> [TASK BRIEF] Using the listing below, copy every line that mentions "nFrequency".

○ ○ ○ ○

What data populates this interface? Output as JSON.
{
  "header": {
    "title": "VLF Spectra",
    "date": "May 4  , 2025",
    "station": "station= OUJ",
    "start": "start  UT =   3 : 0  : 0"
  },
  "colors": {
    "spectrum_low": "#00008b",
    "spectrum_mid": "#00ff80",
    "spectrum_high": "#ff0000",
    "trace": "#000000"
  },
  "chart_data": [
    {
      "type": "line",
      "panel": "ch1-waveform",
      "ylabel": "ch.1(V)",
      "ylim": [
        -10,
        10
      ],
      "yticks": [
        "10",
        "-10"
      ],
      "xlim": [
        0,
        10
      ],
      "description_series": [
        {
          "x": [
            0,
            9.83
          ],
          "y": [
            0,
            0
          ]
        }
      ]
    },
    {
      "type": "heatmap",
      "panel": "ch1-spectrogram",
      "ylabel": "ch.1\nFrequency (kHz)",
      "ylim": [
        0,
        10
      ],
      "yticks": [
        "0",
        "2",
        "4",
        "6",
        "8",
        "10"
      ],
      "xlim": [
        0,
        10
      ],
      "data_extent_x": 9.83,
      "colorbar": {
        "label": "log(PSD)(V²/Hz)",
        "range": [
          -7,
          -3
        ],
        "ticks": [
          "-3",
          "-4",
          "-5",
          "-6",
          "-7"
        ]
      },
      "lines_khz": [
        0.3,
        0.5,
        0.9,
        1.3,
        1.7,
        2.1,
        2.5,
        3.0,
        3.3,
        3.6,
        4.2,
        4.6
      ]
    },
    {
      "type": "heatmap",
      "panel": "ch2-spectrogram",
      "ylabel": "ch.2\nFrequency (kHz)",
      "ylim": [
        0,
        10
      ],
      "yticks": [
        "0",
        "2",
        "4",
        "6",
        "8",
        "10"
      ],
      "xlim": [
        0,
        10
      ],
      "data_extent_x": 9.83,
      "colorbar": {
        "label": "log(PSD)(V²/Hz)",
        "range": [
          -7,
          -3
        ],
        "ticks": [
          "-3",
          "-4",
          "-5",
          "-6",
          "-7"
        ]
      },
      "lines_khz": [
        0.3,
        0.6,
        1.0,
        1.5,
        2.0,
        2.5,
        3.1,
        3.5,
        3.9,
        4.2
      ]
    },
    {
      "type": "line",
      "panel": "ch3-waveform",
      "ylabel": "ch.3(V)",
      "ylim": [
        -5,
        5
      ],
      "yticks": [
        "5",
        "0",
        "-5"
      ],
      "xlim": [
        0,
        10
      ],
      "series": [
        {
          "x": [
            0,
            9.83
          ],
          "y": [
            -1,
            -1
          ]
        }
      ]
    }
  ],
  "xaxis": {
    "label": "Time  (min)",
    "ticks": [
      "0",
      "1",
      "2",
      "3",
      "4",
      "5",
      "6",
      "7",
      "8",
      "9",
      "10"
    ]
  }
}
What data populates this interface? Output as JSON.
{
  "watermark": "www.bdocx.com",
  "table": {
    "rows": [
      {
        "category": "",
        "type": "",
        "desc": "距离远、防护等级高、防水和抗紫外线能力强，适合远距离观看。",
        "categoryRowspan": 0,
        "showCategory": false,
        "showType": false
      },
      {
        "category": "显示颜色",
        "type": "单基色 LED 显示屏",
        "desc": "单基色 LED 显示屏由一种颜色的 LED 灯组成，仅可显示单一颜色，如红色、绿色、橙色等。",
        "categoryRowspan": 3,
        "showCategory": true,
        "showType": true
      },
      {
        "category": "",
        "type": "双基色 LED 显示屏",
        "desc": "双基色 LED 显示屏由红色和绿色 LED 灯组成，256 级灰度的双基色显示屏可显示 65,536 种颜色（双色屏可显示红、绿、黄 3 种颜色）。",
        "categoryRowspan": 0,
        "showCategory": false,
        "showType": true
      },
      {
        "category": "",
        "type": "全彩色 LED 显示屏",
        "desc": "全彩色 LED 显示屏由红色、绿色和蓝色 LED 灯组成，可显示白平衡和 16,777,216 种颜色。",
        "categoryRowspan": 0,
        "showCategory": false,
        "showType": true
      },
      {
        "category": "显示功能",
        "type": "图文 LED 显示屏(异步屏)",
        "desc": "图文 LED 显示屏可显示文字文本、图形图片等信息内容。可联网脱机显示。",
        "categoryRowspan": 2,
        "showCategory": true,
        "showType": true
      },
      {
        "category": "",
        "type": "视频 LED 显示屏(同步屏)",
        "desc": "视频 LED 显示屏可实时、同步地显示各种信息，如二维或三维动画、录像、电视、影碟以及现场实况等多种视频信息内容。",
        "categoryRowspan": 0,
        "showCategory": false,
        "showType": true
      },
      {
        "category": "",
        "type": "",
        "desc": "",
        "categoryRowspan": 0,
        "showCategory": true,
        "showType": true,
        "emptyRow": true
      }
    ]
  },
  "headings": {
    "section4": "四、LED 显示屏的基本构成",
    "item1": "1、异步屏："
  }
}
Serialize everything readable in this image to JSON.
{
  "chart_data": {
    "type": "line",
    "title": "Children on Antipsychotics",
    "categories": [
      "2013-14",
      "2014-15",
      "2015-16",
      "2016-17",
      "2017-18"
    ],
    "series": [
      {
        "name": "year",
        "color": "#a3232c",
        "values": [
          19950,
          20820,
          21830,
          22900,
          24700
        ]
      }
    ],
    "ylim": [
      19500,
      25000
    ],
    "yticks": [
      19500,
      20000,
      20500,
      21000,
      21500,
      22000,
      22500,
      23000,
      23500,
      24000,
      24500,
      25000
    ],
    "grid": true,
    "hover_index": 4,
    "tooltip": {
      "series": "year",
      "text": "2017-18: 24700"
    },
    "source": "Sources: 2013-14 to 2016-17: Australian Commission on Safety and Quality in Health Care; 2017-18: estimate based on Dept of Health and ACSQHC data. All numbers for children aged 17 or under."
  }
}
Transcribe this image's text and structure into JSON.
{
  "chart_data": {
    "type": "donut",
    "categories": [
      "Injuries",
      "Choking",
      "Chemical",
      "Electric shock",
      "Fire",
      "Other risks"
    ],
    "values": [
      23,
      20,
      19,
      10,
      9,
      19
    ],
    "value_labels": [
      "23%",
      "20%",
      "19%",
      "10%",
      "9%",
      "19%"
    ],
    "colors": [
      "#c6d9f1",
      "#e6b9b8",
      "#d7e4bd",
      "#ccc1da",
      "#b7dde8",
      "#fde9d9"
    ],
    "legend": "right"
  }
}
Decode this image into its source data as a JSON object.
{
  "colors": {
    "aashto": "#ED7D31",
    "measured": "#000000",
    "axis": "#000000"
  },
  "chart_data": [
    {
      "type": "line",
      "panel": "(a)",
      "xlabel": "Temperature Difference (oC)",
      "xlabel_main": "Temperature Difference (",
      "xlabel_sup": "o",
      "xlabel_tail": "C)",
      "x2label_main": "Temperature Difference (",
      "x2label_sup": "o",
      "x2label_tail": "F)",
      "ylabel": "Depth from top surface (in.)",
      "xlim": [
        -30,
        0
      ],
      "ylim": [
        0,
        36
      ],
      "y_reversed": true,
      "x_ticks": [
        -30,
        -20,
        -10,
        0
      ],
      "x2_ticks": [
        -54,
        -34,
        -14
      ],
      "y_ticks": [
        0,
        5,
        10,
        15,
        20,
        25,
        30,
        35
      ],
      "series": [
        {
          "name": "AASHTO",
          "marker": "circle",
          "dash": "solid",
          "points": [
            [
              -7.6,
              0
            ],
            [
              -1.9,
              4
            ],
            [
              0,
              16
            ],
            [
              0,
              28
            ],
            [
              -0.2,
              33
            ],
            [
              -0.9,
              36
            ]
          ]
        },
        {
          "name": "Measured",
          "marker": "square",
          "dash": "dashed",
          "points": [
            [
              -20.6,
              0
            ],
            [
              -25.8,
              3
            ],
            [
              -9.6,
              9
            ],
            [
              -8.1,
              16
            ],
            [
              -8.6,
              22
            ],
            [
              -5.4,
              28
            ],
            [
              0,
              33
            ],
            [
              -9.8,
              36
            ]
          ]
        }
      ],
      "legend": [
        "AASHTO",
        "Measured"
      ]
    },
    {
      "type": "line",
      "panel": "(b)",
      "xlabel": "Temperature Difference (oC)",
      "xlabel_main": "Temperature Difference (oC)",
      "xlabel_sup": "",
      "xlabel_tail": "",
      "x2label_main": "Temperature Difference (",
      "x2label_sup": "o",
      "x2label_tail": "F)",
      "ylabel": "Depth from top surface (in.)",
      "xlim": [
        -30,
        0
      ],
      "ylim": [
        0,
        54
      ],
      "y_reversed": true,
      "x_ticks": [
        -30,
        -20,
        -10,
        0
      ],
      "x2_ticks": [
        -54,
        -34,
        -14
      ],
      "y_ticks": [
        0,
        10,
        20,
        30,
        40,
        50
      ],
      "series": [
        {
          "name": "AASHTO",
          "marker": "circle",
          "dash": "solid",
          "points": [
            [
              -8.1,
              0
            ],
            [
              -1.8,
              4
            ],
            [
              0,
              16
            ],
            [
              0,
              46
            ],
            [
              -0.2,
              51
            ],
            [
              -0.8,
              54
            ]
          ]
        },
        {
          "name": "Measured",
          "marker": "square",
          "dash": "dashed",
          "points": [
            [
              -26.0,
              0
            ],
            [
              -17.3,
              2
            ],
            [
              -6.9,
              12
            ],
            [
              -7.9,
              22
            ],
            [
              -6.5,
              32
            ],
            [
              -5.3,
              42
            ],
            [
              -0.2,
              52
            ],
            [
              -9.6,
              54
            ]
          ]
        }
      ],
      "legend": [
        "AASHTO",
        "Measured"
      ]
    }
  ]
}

○ ○ ○ ○

> [EXERCISE RESPONSE]
      "ylabel": "ch.1\nFrequency (kHz)",
      "ylabel": "ch.2\nFrequency (kHz)",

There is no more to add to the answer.